Provided data:

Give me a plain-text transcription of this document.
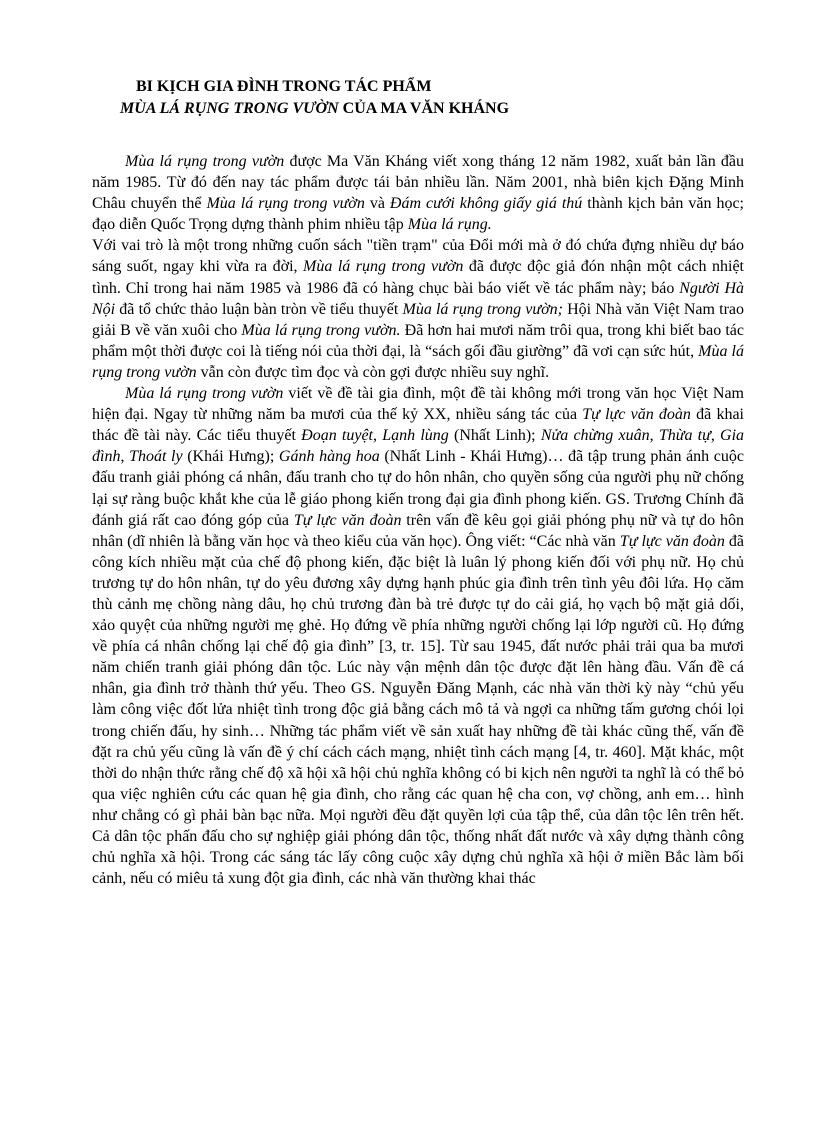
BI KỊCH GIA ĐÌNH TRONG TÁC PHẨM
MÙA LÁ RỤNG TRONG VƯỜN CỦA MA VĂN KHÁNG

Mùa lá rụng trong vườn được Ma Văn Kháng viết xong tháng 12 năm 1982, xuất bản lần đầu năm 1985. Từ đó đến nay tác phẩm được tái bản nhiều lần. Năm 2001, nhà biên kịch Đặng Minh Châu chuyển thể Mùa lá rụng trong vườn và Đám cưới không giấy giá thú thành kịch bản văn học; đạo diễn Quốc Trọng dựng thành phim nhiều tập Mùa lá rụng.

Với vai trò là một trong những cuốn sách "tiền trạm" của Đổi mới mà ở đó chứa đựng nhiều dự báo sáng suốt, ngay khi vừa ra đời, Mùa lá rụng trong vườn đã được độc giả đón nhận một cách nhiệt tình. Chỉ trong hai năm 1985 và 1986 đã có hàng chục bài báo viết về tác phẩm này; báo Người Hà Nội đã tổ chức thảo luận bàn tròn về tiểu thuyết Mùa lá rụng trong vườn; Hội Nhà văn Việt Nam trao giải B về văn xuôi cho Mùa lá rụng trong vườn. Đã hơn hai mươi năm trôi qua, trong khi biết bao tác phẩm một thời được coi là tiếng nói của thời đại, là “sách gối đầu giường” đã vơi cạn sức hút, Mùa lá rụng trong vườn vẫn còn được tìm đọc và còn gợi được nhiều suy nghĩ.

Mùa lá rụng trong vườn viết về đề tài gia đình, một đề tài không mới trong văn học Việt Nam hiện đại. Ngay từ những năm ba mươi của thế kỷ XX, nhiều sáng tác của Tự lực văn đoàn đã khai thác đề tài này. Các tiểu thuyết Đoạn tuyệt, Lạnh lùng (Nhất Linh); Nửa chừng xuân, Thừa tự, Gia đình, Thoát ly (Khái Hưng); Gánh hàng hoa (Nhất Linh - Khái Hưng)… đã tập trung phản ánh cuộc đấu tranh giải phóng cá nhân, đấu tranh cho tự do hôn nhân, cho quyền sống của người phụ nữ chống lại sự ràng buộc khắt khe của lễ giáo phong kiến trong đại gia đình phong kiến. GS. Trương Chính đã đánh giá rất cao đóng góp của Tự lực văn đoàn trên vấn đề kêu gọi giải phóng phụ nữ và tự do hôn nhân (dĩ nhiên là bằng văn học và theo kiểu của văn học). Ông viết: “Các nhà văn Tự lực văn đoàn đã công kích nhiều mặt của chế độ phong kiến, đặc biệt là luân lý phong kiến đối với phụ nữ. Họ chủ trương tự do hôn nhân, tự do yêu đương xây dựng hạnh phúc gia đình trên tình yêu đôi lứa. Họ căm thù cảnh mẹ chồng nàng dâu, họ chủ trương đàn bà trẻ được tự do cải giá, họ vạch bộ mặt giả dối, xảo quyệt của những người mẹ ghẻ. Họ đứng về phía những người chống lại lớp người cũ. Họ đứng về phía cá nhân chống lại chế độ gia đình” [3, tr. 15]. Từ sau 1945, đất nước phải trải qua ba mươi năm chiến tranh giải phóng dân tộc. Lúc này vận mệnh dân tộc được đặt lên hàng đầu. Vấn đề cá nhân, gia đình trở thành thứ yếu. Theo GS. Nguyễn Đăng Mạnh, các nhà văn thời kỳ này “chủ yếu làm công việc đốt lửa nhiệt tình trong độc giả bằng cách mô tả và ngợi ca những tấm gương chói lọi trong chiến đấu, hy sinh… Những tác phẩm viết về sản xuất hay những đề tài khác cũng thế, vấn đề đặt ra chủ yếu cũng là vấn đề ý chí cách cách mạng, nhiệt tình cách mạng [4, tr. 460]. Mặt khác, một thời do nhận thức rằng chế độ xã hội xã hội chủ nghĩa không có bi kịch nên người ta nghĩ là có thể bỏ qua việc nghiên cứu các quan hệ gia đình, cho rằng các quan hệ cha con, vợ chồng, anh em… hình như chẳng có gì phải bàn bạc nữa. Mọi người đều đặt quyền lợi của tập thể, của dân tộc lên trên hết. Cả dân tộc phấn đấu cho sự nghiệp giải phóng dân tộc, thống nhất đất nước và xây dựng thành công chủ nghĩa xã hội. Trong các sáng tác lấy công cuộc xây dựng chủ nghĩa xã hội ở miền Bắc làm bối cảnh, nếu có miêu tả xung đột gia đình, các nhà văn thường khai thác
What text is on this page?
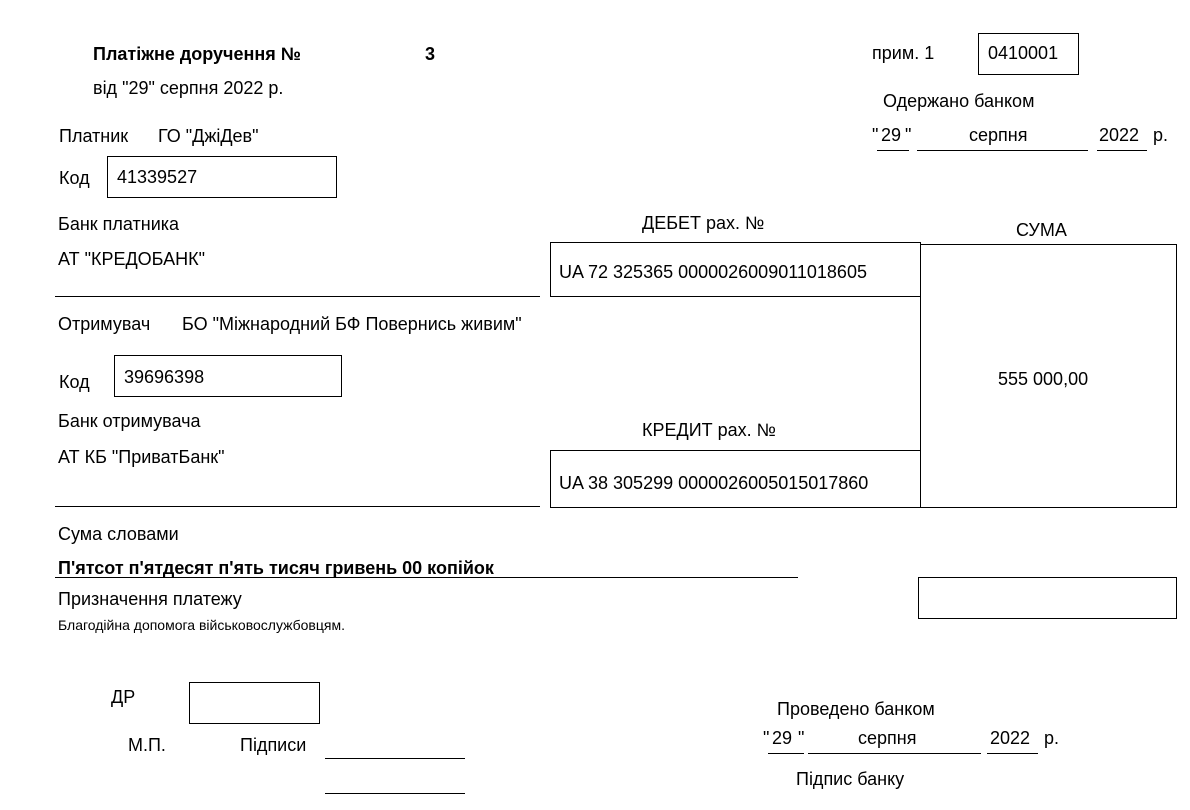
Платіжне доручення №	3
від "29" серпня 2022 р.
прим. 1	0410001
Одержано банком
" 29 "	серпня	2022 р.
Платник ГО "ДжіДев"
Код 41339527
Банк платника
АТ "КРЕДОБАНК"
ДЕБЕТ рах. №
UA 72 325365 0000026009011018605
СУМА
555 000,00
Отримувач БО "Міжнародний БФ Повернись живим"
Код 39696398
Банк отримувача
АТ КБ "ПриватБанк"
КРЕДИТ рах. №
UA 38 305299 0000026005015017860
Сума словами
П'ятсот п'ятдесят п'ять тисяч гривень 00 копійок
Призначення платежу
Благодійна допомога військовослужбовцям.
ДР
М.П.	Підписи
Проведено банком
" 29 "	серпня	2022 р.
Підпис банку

* * *

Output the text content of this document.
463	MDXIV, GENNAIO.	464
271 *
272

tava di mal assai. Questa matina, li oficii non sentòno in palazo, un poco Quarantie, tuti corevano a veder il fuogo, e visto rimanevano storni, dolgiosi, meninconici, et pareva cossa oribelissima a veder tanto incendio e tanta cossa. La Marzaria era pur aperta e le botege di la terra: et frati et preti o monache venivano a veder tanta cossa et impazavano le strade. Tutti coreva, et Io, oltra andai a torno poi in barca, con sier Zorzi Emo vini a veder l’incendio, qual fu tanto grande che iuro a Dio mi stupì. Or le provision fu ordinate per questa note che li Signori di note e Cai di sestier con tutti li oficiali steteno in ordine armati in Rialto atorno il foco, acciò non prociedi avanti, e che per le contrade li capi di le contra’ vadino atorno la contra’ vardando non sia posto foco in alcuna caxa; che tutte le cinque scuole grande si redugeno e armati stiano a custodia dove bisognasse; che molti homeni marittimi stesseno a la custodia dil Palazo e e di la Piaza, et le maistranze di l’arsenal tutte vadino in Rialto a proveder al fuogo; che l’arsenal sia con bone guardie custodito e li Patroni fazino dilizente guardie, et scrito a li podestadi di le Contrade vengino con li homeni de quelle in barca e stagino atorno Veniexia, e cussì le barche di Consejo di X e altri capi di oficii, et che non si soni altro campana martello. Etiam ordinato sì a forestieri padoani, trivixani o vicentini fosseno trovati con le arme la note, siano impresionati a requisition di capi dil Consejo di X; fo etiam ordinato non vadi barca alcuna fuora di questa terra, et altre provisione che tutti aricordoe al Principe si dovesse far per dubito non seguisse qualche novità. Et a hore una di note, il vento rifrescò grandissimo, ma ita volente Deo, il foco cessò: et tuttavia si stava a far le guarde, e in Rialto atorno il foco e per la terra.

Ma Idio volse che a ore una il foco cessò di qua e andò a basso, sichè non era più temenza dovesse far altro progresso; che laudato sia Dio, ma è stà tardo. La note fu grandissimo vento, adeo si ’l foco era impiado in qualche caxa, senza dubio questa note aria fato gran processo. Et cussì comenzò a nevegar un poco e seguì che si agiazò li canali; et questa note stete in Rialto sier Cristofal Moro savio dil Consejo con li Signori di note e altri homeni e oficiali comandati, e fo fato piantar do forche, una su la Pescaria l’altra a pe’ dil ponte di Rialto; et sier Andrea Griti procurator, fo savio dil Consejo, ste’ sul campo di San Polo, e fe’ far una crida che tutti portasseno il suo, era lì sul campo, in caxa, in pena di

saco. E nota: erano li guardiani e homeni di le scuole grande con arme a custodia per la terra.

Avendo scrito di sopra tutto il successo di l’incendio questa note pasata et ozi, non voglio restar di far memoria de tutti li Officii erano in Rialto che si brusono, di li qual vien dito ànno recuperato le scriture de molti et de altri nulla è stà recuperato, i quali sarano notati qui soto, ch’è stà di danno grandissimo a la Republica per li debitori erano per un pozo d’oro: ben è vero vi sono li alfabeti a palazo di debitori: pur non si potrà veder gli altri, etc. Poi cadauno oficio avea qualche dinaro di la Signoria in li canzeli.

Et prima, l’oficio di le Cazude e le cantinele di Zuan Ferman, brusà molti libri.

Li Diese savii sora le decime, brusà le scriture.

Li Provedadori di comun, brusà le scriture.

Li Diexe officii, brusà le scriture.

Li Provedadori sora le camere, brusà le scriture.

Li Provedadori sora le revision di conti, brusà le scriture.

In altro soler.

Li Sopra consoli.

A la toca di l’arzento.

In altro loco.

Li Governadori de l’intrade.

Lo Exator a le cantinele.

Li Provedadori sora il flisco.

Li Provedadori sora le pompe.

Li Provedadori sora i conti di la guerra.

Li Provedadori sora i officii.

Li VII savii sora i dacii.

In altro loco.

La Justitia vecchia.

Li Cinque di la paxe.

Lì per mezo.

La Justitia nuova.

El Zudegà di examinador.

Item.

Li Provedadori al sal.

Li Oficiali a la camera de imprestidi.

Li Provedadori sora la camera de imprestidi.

Given request:
Extract all lines from the material above that include the word "erano".

Expected answer:
saco. E nota: erano li guardiani e homeni di le scuole grande con arme a custodia per la terra.
Avendo scrito di sopra tutto il successo di l’incendio questa note pasata et ozi, non voglio restar di far memoria de tutti li Officii erano in Rialto che si brusono, di li qual vien dito ànno recuperato le scriture de molti et de altri nulla è stà recuperato, i quali sarano notati qui soto, ch’è stà di danno grandissimo a la Republica per li debitori erano per un pozo d’oro: ben è vero vi sono li alfabeti a palazo di debitori: pur non si potrà veder gli altri, etc. Poi cadauno oficio avea qualche dinaro di la Signoria in li canzeli.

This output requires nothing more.